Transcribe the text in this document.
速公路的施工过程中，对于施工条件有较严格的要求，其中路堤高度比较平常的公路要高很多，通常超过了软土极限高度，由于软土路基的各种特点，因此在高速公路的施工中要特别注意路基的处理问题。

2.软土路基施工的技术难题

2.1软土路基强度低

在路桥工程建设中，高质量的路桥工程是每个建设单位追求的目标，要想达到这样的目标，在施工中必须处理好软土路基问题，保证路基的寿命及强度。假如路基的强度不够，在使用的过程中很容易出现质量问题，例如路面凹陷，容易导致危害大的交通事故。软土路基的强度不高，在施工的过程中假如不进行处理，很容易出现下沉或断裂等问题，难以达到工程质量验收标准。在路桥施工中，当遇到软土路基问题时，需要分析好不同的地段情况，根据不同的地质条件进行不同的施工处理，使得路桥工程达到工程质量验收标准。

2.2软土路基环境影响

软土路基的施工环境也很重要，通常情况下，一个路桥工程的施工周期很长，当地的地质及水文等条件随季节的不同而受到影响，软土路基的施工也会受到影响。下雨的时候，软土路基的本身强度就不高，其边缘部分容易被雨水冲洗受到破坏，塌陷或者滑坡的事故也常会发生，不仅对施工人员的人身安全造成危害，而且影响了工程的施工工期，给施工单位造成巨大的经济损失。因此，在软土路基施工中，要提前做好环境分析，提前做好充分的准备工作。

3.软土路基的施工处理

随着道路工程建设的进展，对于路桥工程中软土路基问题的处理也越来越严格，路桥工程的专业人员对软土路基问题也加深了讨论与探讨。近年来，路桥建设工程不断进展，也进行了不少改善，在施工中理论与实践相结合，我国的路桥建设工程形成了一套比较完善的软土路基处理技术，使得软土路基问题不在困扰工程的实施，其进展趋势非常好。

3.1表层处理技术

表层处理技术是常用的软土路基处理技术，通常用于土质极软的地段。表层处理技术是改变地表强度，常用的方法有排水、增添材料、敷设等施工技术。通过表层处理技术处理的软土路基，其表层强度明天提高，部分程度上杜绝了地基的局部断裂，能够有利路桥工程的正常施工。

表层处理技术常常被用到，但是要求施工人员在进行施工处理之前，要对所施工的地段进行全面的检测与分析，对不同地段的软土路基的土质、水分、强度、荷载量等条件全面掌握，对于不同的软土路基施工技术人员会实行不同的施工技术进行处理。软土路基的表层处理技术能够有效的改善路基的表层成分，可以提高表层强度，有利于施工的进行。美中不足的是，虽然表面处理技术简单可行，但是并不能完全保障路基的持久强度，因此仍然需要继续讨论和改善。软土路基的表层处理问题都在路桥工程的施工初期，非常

* **Given request**
Go through the material above line by line and copy it exactly.

* **Written solution**
Transcribe the text in this document.
速公路的施工过程中，对于施工条件有较严格的要求，其中路堤高度比较平常的公路要高很多，通常超过了软土极限高度，由于软土路基的各种特点，因此在高速公路的施工中要特别注意路基的处理问题。

2.软土路基施工的技术难题

2.1软土路基强度低

在路桥工程建设中，高质量的路桥工程是每个建设单位追求的目标，要想达到这样的目标，在施工中必须处理好软土路基问题，保证路基的寿命及强度。假如路基的强度不够，在使用的过程中很容易出现质量问题，例如路面凹陷，容易导致危害大的交通事故。软土路基的强度不高，在施工的过程中假如不进行处理，很容易出现下沉或断裂等问题，难以达到工程质量验收标准。在路桥施工中，当遇到软土路基问题时，需要分析好不同的地段情况，根据不同的地质条件进行不同的施工处理，使得路桥工程达到工程质量验收标准。

2.2软土路基环境影响

软土路基的施工环境也很重要，通常情况下，一个路桥工程的施工周期很长，当地的地质及水文等条件随季节的不同而受到影响，软土路基的施工也会受到影响。下雨的时候，软土路基的本身强度就不高，其边缘部分容易被雨水冲洗受到破坏，塌陷或者滑坡的事故也常会发生，不仅对施工人员的人身安全造成危害，而且影响了工程的施工工期，给施工单位造成巨大的经济损失。因此，在软土路基施工中，要提前做好环境分析，提前做好充分的准备工作。

3.软土路基的施工处理

随着道路工程建设的进展，对于路桥工程中软土路基问题的处理也越来越严格，路桥工程的专业人员对软土路基问题也加深了讨论与探讨。近年来，路桥建设工程不断进展，也进行了不少改善，在施工中理论与实践相结合，我国的路桥建设工程形成了一套比较完善的软土路基处理技术，使得软土路基问题不在困扰工程的实施，其进展趋势非常好。

3.1表层处理技术

表层处理技术是常用的软土路基处理技术，通常用于土质极软的地段。表层处理技术是改变地表强度，常用的方法有排水、增添材料、敷设等施工技术。通过表层处理技术处理的软土路基，其表层强度明天提高，部分程度上杜绝了地基的局部断裂，能够有利路桥工程的正常施工。

表层处理技术常常被用到，但是要求施工人员在进行施工处理之前，要对所施工的地段进行全面的检测与分析，对不同地段的软土路基的土质、水分、强度、荷载量等条件全面掌握，对于不同的软土路基施工技术人员会实行不同的施工技术进行处理。软土路基的表层处理技术能够有效的改善路基的表层成分，可以提高表层强度，有利于施工的进行。美中不足的是，虽然表面处理技术简单可行，但是并不能完全保障路基的持久强度，因此仍然需要继续讨论和改善。软土路基的表层处理问题都在路桥工程的施工初期，非常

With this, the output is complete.